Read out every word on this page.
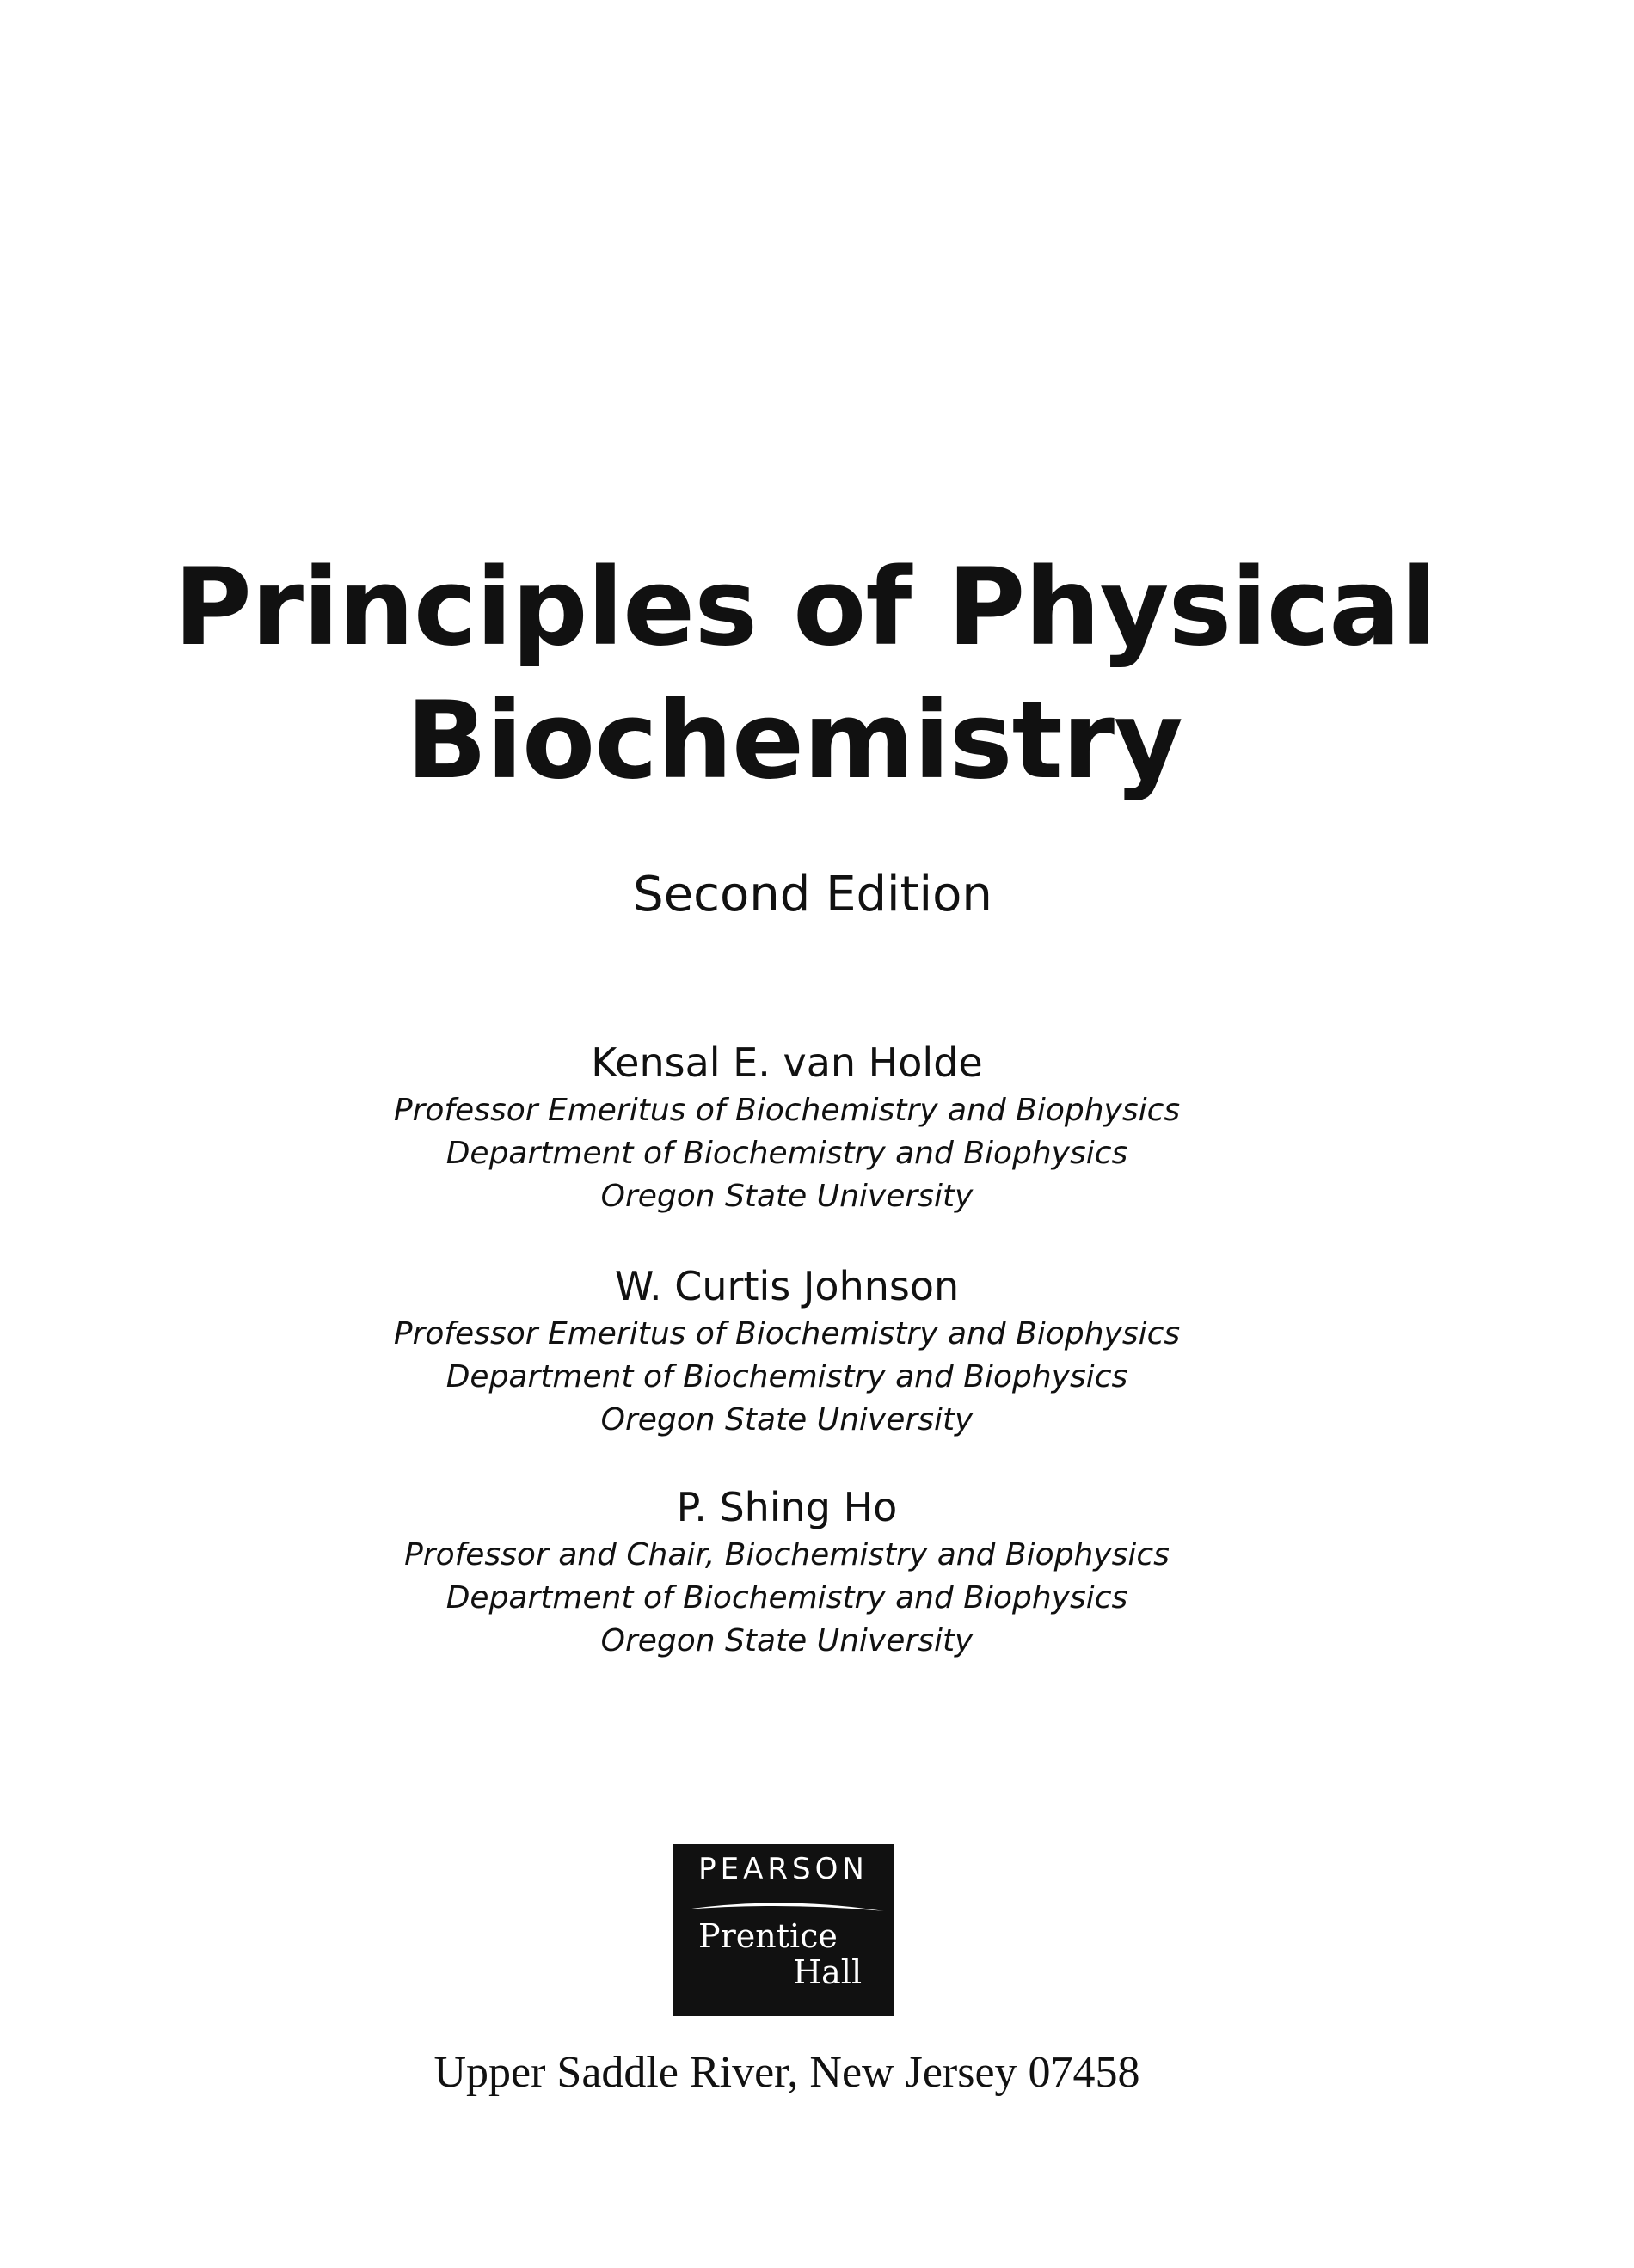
Principles of Physical
Biochemistry
Second Edition
Kensal E. van Holde
Professor Emeritus of Biochemistry and Biophysics
Department of Biochemistry and Biophysics
Oregon State University
W. Curtis Johnson
Professor Emeritus of Biochemistry and Biophysics
Department of Biochemistry and Biophysics
Oregon State University
P. Shing Ho
Professor and Chair, Biochemistry and Biophysics
Department of Biochemistry and Biophysics
Oregon State University
PEARSON
Prentice
Hall
Upper Saddle River, New Jersey 07458
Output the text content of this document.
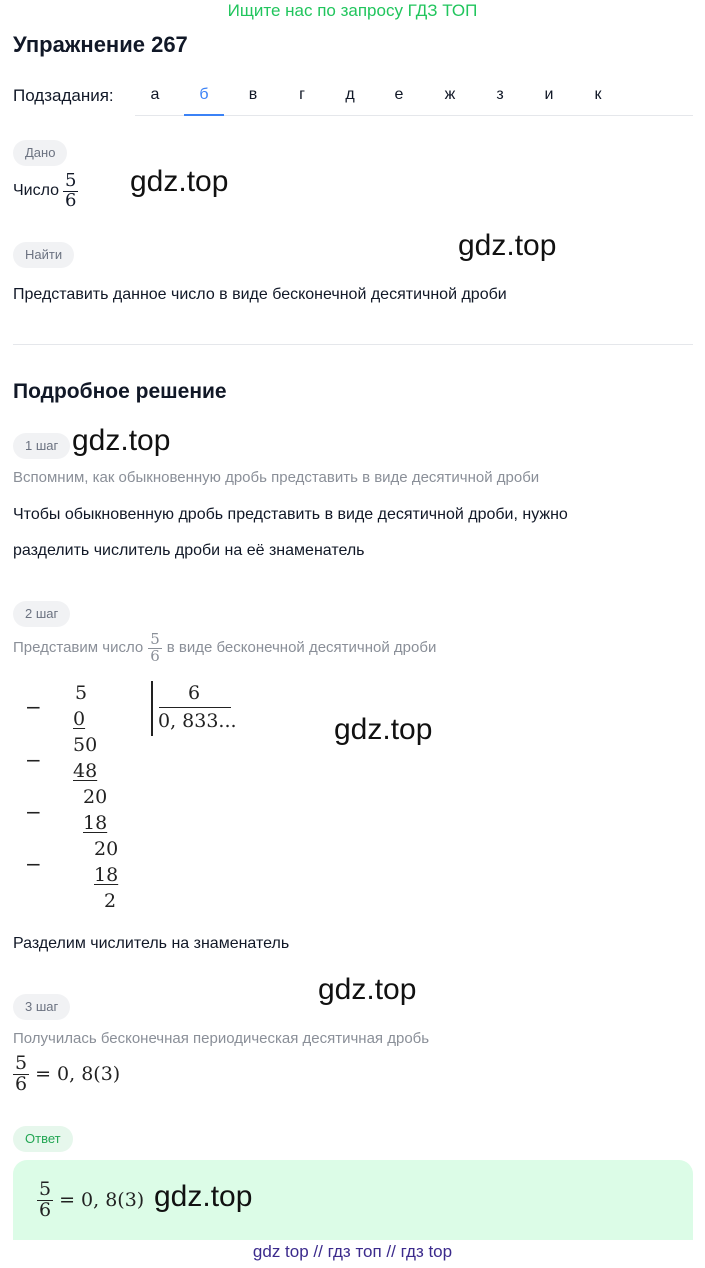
Ищите нас по запросу ГДЗ ТОП
Упражнение 267
Подзадания:	а	б	в	г	д	е	ж	з	и	к
Дано
Число $\frac{5}{6} gdz.top$
Найти	gdz.top
Представить данное число в виде бесконечной десятичной дроби
Подробное решение
1 шаг gdz.top
Вспомним, как обыкновенную дробь представить в виде десятичной дроби
Чтобы обыкновенную дробь представить в виде десятичной дроби, нужно
разделить числитель дроби на её знаменатель
2 шаг
Представим число $\frac{5}{6}$ в виде бесконечной десятичной дроби
−
5
0
−
50
48
−
20
18
−
20
18
2
6
0, 833...	gdz.top
Разделим числитель на знаменатель
3 шаг
gdz.top
Получилась бесконечная периодическая десятичная дробь
$\frac{5}{6} = 0$, 8(3)
Ответ
$\frac{5}{6} = 0$, 8(3) gdz.top
gdz top // гдз топ // гдз top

────────

### What is required:
All entries are to be retyped exactly. Omit any embedded images.

### Result of the task:
Read out every word on this page.
Principles of Physical
Biochemistry
Second Edition
Kensal E. van Holde
Professor Emeritus of Biochemistry and Biophysics
Department of Biochemistry and Biophysics
Oregon State University
W. Curtis Johnson
Professor Emeritus of Biochemistry and Biophysics
Department of Biochemistry and Biophysics
Oregon State University
P. Shing Ho
Professor and Chair, Biochemistry and Biophysics
Department of Biochemistry and Biophysics
Oregon State University
PEARSON
Prentice
Hall
Upper Saddle River, New Jersey 07458
Output the text content of this document.
Ищите нас по запросу ГДЗ ТОП
Упражнение 267
Подзадания:	а	б	в	г	д	е	ж	з	и	к
Дано
Число $\frac{5}{6} gdz.top$
Найти	gdz.top
Представить данное число в виде бесконечной десятичной дроби
Подробное решение
1 шаг gdz.top
Вспомним, как обыкновенную дробь представить в виде десятичной дроби
Чтобы обыкновенную дробь представить в виде десятичной дроби, нужно
разделить числитель дроби на её знаменатель
2 шаг
Представим число $\frac{5}{6}$ в виде бесконечной десятичной дроби
−
5
0
−
50
48
−
20
18
−
20
18
2
6
0, 833...	gdz.top
Разделим числитель на знаменатель
3 шаг
gdz.top
Получилась бесконечная периодическая десятичная дробь
$\frac{5}{6} = 0$, 8(3)
Ответ
$\frac{5}{6} = 0$, 8(3) gdz.top
gdz top // гдз топ // гдз top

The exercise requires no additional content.